• PROBLEM REQUIREMENTS
Look for "JSON" in the listing below. Gather each line that contains it.

··· MATERIAL PROVIDED ···

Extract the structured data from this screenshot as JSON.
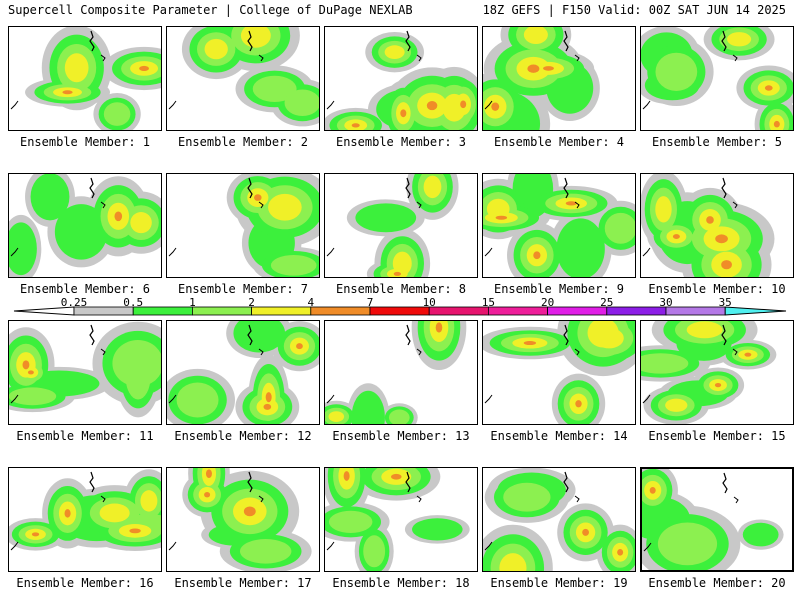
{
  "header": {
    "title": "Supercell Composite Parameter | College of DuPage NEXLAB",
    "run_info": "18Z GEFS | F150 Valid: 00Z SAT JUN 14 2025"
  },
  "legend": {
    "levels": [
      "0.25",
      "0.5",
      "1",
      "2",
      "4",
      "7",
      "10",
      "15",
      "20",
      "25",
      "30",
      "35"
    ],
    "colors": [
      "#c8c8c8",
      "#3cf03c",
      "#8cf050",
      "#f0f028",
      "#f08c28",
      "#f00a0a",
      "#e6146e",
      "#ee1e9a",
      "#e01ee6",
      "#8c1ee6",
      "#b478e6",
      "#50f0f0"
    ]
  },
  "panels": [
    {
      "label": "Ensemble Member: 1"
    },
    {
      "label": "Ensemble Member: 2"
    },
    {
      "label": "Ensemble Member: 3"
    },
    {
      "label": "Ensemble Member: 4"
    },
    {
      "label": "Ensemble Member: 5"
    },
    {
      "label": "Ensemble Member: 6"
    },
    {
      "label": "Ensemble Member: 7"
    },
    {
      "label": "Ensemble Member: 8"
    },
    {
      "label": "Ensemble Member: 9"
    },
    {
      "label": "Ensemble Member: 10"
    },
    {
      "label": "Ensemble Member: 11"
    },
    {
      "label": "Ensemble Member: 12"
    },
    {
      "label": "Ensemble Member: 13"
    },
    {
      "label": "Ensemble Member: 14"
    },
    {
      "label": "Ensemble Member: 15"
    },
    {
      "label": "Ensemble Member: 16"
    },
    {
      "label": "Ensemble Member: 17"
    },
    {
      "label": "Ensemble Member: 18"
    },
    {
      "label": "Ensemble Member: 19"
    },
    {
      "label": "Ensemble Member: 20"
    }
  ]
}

···
··· MATERIAL PROVIDED ···

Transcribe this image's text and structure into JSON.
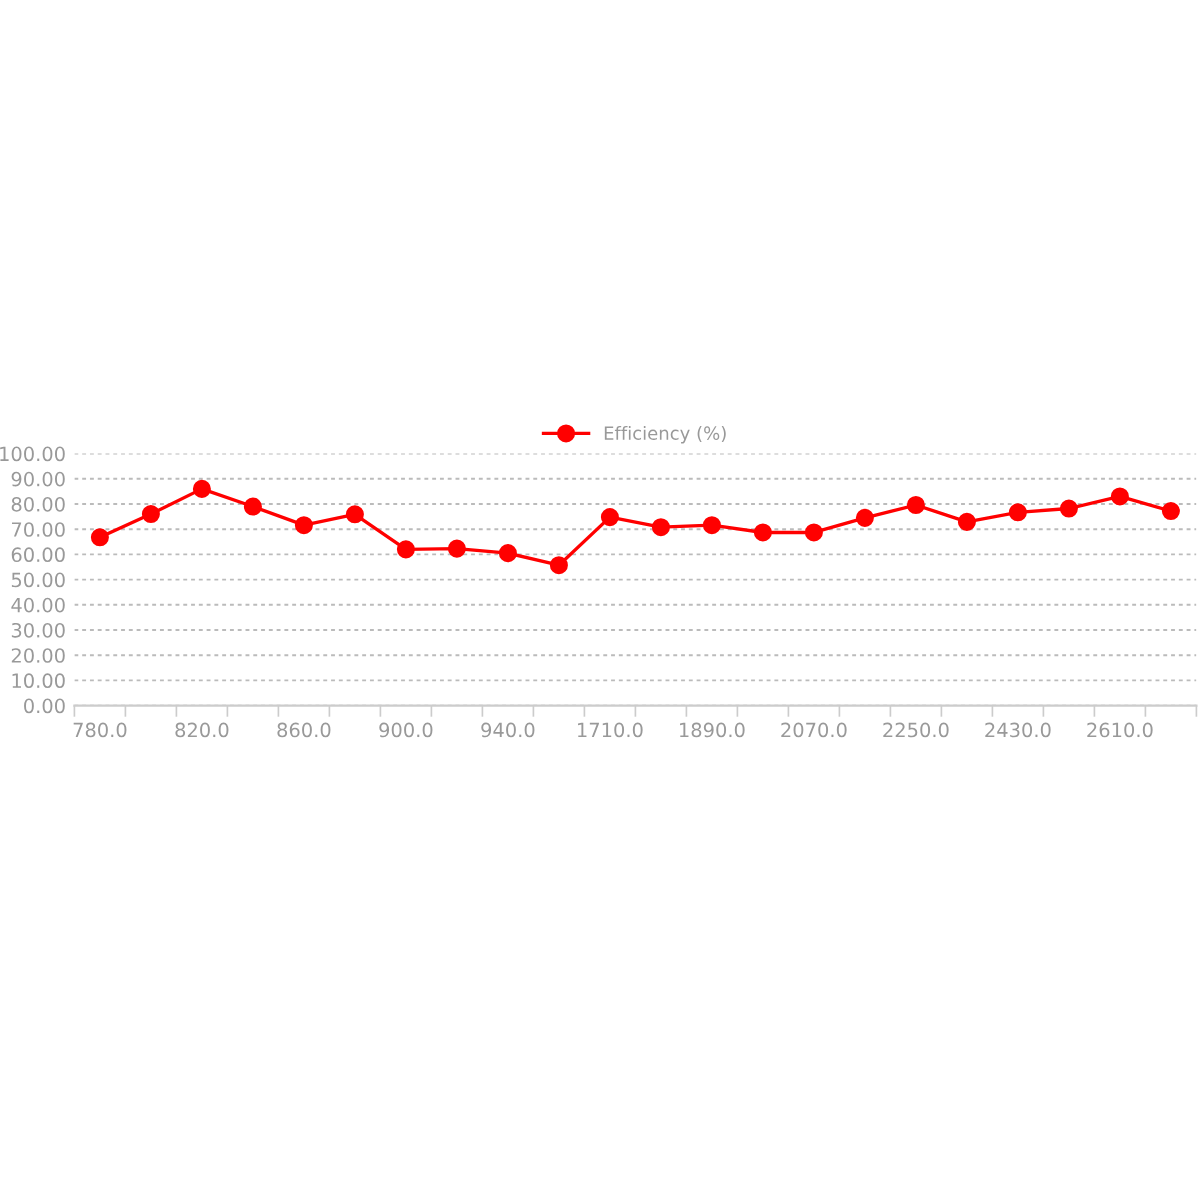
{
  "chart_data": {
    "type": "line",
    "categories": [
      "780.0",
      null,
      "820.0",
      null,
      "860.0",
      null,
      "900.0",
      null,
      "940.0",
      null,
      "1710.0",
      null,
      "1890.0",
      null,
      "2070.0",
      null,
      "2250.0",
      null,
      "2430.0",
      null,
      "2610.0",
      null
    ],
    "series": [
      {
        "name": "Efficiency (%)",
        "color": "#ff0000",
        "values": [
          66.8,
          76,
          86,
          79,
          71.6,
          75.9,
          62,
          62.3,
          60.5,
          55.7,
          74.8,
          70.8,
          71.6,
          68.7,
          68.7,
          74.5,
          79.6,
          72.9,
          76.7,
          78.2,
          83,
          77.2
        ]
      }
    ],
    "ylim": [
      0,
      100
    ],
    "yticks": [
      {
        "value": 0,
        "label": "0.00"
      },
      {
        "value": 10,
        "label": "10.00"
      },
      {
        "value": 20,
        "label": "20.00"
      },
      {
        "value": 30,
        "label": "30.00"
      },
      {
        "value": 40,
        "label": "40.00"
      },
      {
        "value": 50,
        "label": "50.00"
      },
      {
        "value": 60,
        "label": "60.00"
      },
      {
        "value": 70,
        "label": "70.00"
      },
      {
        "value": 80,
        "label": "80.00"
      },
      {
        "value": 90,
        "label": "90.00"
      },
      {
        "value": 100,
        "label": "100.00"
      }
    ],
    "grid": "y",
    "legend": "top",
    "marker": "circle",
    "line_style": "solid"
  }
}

···

• WRITTEN RESPONSE
Extract the structured data from this screenshot as JSON.
Transcribe this image's text and structure into JSON.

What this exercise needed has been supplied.